# START OF Records shown

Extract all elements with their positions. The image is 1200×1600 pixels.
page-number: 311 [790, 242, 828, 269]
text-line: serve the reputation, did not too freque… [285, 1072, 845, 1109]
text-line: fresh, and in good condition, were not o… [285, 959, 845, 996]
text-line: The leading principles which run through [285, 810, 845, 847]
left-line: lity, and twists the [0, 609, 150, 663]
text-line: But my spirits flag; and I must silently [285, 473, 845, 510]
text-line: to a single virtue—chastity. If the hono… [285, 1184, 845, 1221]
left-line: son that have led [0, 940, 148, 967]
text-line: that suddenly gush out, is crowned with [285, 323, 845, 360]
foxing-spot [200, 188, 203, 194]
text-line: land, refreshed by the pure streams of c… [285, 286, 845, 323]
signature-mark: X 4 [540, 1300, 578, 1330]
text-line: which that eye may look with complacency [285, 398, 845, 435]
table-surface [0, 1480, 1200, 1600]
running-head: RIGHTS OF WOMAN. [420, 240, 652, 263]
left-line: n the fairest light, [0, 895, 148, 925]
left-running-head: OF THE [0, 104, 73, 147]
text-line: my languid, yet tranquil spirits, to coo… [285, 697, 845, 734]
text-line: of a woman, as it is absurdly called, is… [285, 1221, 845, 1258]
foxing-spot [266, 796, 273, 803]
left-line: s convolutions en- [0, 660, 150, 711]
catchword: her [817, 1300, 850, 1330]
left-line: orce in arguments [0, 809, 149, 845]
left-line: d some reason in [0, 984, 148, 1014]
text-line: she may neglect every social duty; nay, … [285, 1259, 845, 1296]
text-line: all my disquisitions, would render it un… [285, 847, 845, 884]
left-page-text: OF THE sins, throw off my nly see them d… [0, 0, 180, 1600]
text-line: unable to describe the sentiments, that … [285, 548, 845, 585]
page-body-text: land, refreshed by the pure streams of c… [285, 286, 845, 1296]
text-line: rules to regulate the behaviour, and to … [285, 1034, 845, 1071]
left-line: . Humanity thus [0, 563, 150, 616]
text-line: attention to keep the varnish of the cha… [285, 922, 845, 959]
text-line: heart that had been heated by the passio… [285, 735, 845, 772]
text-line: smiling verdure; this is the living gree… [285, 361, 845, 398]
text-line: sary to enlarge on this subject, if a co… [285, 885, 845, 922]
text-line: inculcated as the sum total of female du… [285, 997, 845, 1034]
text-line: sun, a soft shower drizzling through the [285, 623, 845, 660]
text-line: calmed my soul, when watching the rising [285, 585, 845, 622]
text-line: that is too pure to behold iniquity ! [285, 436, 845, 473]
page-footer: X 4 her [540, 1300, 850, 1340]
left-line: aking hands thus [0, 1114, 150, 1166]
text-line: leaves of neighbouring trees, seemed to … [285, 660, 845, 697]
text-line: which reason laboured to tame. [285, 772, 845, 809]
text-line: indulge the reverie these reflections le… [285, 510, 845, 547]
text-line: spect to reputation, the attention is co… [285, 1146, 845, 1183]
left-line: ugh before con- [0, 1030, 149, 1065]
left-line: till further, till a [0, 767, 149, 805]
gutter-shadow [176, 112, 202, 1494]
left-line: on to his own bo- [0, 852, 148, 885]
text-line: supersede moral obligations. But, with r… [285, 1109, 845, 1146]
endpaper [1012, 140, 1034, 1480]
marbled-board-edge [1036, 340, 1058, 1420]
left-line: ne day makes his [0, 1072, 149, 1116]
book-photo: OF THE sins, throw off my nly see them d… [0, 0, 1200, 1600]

# END OF Records shown

• What the task requires:
Copy all of the material above line for line, with no changes.

• Exercise output:
Extract all elements with their positions. The image is 1200×1600 pixels.
page-number: 311 [790, 242, 828, 269]
text-line: serve the reputation, did not too freque… [285, 1072, 845, 1109]
text-line: fresh, and in good condition, were not o… [285, 959, 845, 996]
text-line: The leading principles which run through [285, 810, 845, 847]
left-line: lity, and twists the [0, 609, 150, 663]
text-line: But my spirits flag; and I must silently [285, 473, 845, 510]
text-line: to a single virtue—chastity. If the hono… [285, 1184, 845, 1221]
left-line: son that have led [0, 940, 148, 967]
text-line: that suddenly gush out, is crowned with [285, 323, 845, 360]
foxing-spot [200, 188, 203, 194]
text-line: land, refreshed by the pure streams of c… [285, 286, 845, 323]
signature-mark: X 4 [540, 1300, 578, 1330]
text-line: which that eye may look with complacency [285, 398, 845, 435]
table-surface [0, 1480, 1200, 1600]
running-head: RIGHTS OF WOMAN. [420, 240, 652, 263]
left-line: n the fairest light, [0, 895, 148, 925]
left-running-head: OF THE [0, 104, 73, 147]
text-line: my languid, yet tranquil spirits, to coo… [285, 697, 845, 734]
text-line: of a woman, as it is absurdly called, is… [285, 1221, 845, 1258]
foxing-spot [266, 796, 273, 803]
left-line: s convolutions en- [0, 660, 150, 711]
catchword: her [817, 1300, 850, 1330]
left-line: orce in arguments [0, 809, 149, 845]
left-line: d some reason in [0, 984, 148, 1014]
text-line: she may neglect every social duty; nay, … [285, 1259, 845, 1296]
text-line: all my disquisitions, would render it un… [285, 847, 845, 884]
left-page-text: OF THE sins, throw off my nly see them d… [0, 0, 180, 1600]
text-line: unable to describe the sentiments, that … [285, 548, 845, 585]
page-body-text: land, refreshed by the pure streams of c… [285, 286, 845, 1296]
text-line: rules to regulate the behaviour, and to … [285, 1034, 845, 1071]
left-line: . Humanity thus [0, 563, 150, 616]
text-line: attention to keep the varnish of the cha… [285, 922, 845, 959]
text-line: heart that had been heated by the passio… [285, 735, 845, 772]
text-line: smiling verdure; this is the living gree… [285, 361, 845, 398]
text-line: sary to enlarge on this subject, if a co… [285, 885, 845, 922]
text-line: inculcated as the sum total of female du… [285, 997, 845, 1034]
text-line: sun, a soft shower drizzling through the [285, 623, 845, 660]
text-line: calmed my soul, when watching the rising [285, 585, 845, 622]
text-line: that is too pure to behold iniquity ! [285, 436, 845, 473]
page-footer: X 4 her [540, 1300, 850, 1340]
left-line: aking hands thus [0, 1114, 150, 1166]
text-line: leaves of neighbouring trees, seemed to … [285, 660, 845, 697]
text-line: which reason laboured to tame. [285, 772, 845, 809]
text-line: indulge the reverie these reflections le… [285, 510, 845, 547]
text-line: spect to reputation, the attention is co… [285, 1146, 845, 1183]
left-line: ugh before con- [0, 1030, 149, 1065]
left-line: till further, till a [0, 767, 149, 805]
gutter-shadow [176, 112, 202, 1494]
left-line: on to his own bo- [0, 852, 148, 885]
text-line: supersede moral obligations. But, with r… [285, 1109, 845, 1146]
endpaper [1012, 140, 1034, 1480]
marbled-board-edge [1036, 340, 1058, 1420]
left-line: ne day makes his [0, 1072, 149, 1116]
book-photo: OF THE sins, throw off my nly see them d… [0, 0, 1200, 1600]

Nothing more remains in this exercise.